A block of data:
** Start **
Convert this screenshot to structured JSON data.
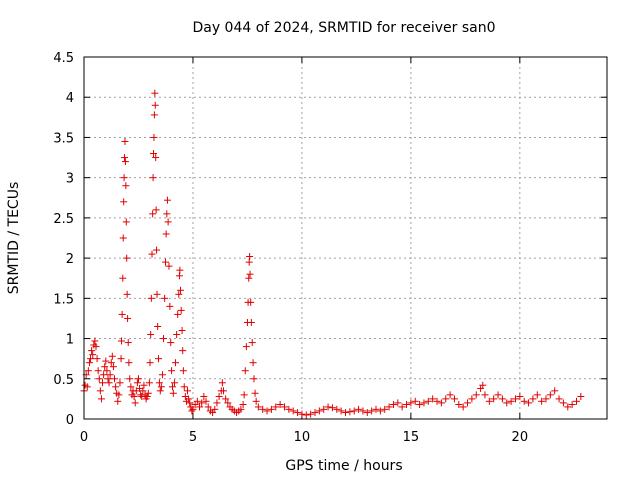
{
  "chart_data": {
    "type": "scatter",
    "title": "Day 044 of 2024, SRMTID for receiver san0",
    "xlabel": "GPS time / hours",
    "ylabel": "SRMTID / TECUs",
    "xlim": [
      0,
      24
    ],
    "ylim": [
      0,
      4.5
    ],
    "x_ticks": [
      0,
      5,
      10,
      15,
      20
    ],
    "x_tick_labels": [
      "0",
      "5",
      "10",
      "15",
      "20"
    ],
    "y_ticks": [
      0,
      0.5,
      1,
      1.5,
      2,
      2.5,
      3,
      3.5,
      4,
      4.5
    ],
    "y_tick_labels": [
      "0",
      "0.5",
      "1",
      "1.5",
      "2",
      "2.5",
      "3",
      "3.5",
      "4",
      "4.5"
    ],
    "grid": true,
    "marker": "+",
    "color": "#e00000",
    "series": [
      {
        "name": "san0",
        "points": [
          [
            0.0,
            0.35
          ],
          [
            0.05,
            0.42
          ],
          [
            0.1,
            0.55
          ],
          [
            0.15,
            0.4
          ],
          [
            0.2,
            0.6
          ],
          [
            0.25,
            0.7
          ],
          [
            0.3,
            0.75
          ],
          [
            0.35,
            0.85
          ],
          [
            0.4,
            0.8
          ],
          [
            0.45,
            0.92
          ],
          [
            0.5,
            0.97
          ],
          [
            0.55,
            0.9
          ],
          [
            0.6,
            0.75
          ],
          [
            0.65,
            0.6
          ],
          [
            0.7,
            0.5
          ],
          [
            0.75,
            0.35
          ],
          [
            0.8,
            0.25
          ],
          [
            0.85,
            0.45
          ],
          [
            0.9,
            0.55
          ],
          [
            0.95,
            0.65
          ],
          [
            1.0,
            0.72
          ],
          [
            1.05,
            0.6
          ],
          [
            1.1,
            0.5
          ],
          [
            1.15,
            0.45
          ],
          [
            1.2,
            0.55
          ],
          [
            1.25,
            0.7
          ],
          [
            1.3,
            0.78
          ],
          [
            1.35,
            0.65
          ],
          [
            1.4,
            0.5
          ],
          [
            1.45,
            0.4
          ],
          [
            1.5,
            0.32
          ],
          [
            1.55,
            0.22
          ],
          [
            1.6,
            0.3
          ],
          [
            1.65,
            0.45
          ],
          [
            1.7,
            0.75
          ],
          [
            1.72,
            0.97
          ],
          [
            1.75,
            1.3
          ],
          [
            1.78,
            1.75
          ],
          [
            1.8,
            2.25
          ],
          [
            1.82,
            2.7
          ],
          [
            1.84,
            3.0
          ],
          [
            1.86,
            3.25
          ],
          [
            1.88,
            3.45
          ],
          [
            1.9,
            3.2
          ],
          [
            1.92,
            2.9
          ],
          [
            1.94,
            2.45
          ],
          [
            1.96,
            2.0
          ],
          [
            1.98,
            1.55
          ],
          [
            2.0,
            1.25
          ],
          [
            2.03,
            0.95
          ],
          [
            2.06,
            0.7
          ],
          [
            2.1,
            0.5
          ],
          [
            2.15,
            0.4
          ],
          [
            2.2,
            0.3
          ],
          [
            2.25,
            0.35
          ],
          [
            2.3,
            0.28
          ],
          [
            2.35,
            0.2
          ],
          [
            2.4,
            0.35
          ],
          [
            2.45,
            0.45
          ],
          [
            2.5,
            0.5
          ],
          [
            2.55,
            0.38
          ],
          [
            2.6,
            0.3
          ],
          [
            2.65,
            0.28
          ],
          [
            2.7,
            0.35
          ],
          [
            2.75,
            0.42
          ],
          [
            2.8,
            0.3
          ],
          [
            2.85,
            0.25
          ],
          [
            2.9,
            0.28
          ],
          [
            2.95,
            0.32
          ],
          [
            3.0,
            0.45
          ],
          [
            3.03,
            0.7
          ],
          [
            3.06,
            1.05
          ],
          [
            3.09,
            1.5
          ],
          [
            3.12,
            2.05
          ],
          [
            3.15,
            2.55
          ],
          [
            3.17,
            3.0
          ],
          [
            3.19,
            3.3
          ],
          [
            3.21,
            3.5
          ],
          [
            3.23,
            3.78
          ],
          [
            3.25,
            4.05
          ],
          [
            3.27,
            3.9
          ],
          [
            3.29,
            3.25
          ],
          [
            3.31,
            2.6
          ],
          [
            3.33,
            2.1
          ],
          [
            3.35,
            1.55
          ],
          [
            3.38,
            1.15
          ],
          [
            3.42,
            0.75
          ],
          [
            3.46,
            0.45
          ],
          [
            3.5,
            0.35
          ],
          [
            3.55,
            0.4
          ],
          [
            3.6,
            0.55
          ],
          [
            3.65,
            1.0
          ],
          [
            3.7,
            1.5
          ],
          [
            3.74,
            1.95
          ],
          [
            3.77,
            2.3
          ],
          [
            3.8,
            2.55
          ],
          [
            3.83,
            2.72
          ],
          [
            3.86,
            2.45
          ],
          [
            3.9,
            1.9
          ],
          [
            3.94,
            1.4
          ],
          [
            3.98,
            0.95
          ],
          [
            4.02,
            0.6
          ],
          [
            4.06,
            0.4
          ],
          [
            4.1,
            0.32
          ],
          [
            4.15,
            0.45
          ],
          [
            4.2,
            0.7
          ],
          [
            4.25,
            1.05
          ],
          [
            4.3,
            1.3
          ],
          [
            4.35,
            1.55
          ],
          [
            4.38,
            1.78
          ],
          [
            4.4,
            1.85
          ],
          [
            4.43,
            1.6
          ],
          [
            4.46,
            1.35
          ],
          [
            4.5,
            1.1
          ],
          [
            4.53,
            0.85
          ],
          [
            4.56,
            0.6
          ],
          [
            4.6,
            0.4
          ],
          [
            4.65,
            0.28
          ],
          [
            4.7,
            0.22
          ],
          [
            4.75,
            0.35
          ],
          [
            4.8,
            0.25
          ],
          [
            4.85,
            0.2
          ],
          [
            4.9,
            0.15
          ],
          [
            4.95,
            0.1
          ],
          [
            5.0,
            0.12
          ],
          [
            5.1,
            0.18
          ],
          [
            5.2,
            0.22
          ],
          [
            5.3,
            0.15
          ],
          [
            5.4,
            0.2
          ],
          [
            5.5,
            0.28
          ],
          [
            5.6,
            0.22
          ],
          [
            5.7,
            0.15
          ],
          [
            5.8,
            0.1
          ],
          [
            5.9,
            0.08
          ],
          [
            6.0,
            0.12
          ],
          [
            6.1,
            0.2
          ],
          [
            6.2,
            0.28
          ],
          [
            6.3,
            0.35
          ],
          [
            6.35,
            0.45
          ],
          [
            6.4,
            0.35
          ],
          [
            6.5,
            0.25
          ],
          [
            6.6,
            0.2
          ],
          [
            6.7,
            0.15
          ],
          [
            6.8,
            0.12
          ],
          [
            6.9,
            0.1
          ],
          [
            7.0,
            0.08
          ],
          [
            7.1,
            0.1
          ],
          [
            7.2,
            0.12
          ],
          [
            7.3,
            0.18
          ],
          [
            7.35,
            0.3
          ],
          [
            7.4,
            0.6
          ],
          [
            7.45,
            0.9
          ],
          [
            7.5,
            1.2
          ],
          [
            7.53,
            1.45
          ],
          [
            7.56,
            1.75
          ],
          [
            7.58,
            1.95
          ],
          [
            7.6,
            2.02
          ],
          [
            7.62,
            1.8
          ],
          [
            7.65,
            1.45
          ],
          [
            7.68,
            1.2
          ],
          [
            7.72,
            0.95
          ],
          [
            7.76,
            0.7
          ],
          [
            7.8,
            0.5
          ],
          [
            7.85,
            0.32
          ],
          [
            7.9,
            0.22
          ],
          [
            8.0,
            0.15
          ],
          [
            8.2,
            0.12
          ],
          [
            8.4,
            0.1
          ],
          [
            8.6,
            0.12
          ],
          [
            8.8,
            0.15
          ],
          [
            9.0,
            0.18
          ],
          [
            9.2,
            0.15
          ],
          [
            9.4,
            0.12
          ],
          [
            9.6,
            0.1
          ],
          [
            9.8,
            0.08
          ],
          [
            10.0,
            0.06
          ],
          [
            10.2,
            0.05
          ],
          [
            10.4,
            0.06
          ],
          [
            10.6,
            0.08
          ],
          [
            10.8,
            0.1
          ],
          [
            11.0,
            0.12
          ],
          [
            11.2,
            0.15
          ],
          [
            11.4,
            0.14
          ],
          [
            11.6,
            0.12
          ],
          [
            11.8,
            0.1
          ],
          [
            12.0,
            0.08
          ],
          [
            12.2,
            0.09
          ],
          [
            12.4,
            0.1
          ],
          [
            12.6,
            0.12
          ],
          [
            12.8,
            0.1
          ],
          [
            13.0,
            0.08
          ],
          [
            13.2,
            0.1
          ],
          [
            13.4,
            0.12
          ],
          [
            13.6,
            0.1
          ],
          [
            13.8,
            0.12
          ],
          [
            14.0,
            0.15
          ],
          [
            14.2,
            0.18
          ],
          [
            14.4,
            0.2
          ],
          [
            14.6,
            0.15
          ],
          [
            14.8,
            0.18
          ],
          [
            15.0,
            0.2
          ],
          [
            15.2,
            0.22
          ],
          [
            15.4,
            0.18
          ],
          [
            15.6,
            0.2
          ],
          [
            15.8,
            0.22
          ],
          [
            16.0,
            0.25
          ],
          [
            16.2,
            0.22
          ],
          [
            16.4,
            0.2
          ],
          [
            16.6,
            0.25
          ],
          [
            16.8,
            0.3
          ],
          [
            17.0,
            0.25
          ],
          [
            17.2,
            0.18
          ],
          [
            17.4,
            0.15
          ],
          [
            17.6,
            0.2
          ],
          [
            17.8,
            0.25
          ],
          [
            18.0,
            0.3
          ],
          [
            18.2,
            0.38
          ],
          [
            18.3,
            0.42
          ],
          [
            18.4,
            0.3
          ],
          [
            18.6,
            0.22
          ],
          [
            18.8,
            0.25
          ],
          [
            19.0,
            0.3
          ],
          [
            19.2,
            0.25
          ],
          [
            19.4,
            0.2
          ],
          [
            19.6,
            0.22
          ],
          [
            19.8,
            0.25
          ],
          [
            20.0,
            0.28
          ],
          [
            20.2,
            0.22
          ],
          [
            20.4,
            0.2
          ],
          [
            20.6,
            0.25
          ],
          [
            20.8,
            0.3
          ],
          [
            21.0,
            0.22
          ],
          [
            21.2,
            0.25
          ],
          [
            21.4,
            0.3
          ],
          [
            21.6,
            0.35
          ],
          [
            21.8,
            0.25
          ],
          [
            22.0,
            0.2
          ],
          [
            22.2,
            0.15
          ],
          [
            22.4,
            0.18
          ],
          [
            22.6,
            0.22
          ],
          [
            22.8,
            0.28
          ]
        ]
      }
    ]
  }
}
** End **
Check every line in the material above for the string "SRMTID", then give only the number of lines that have it.

Final result: 2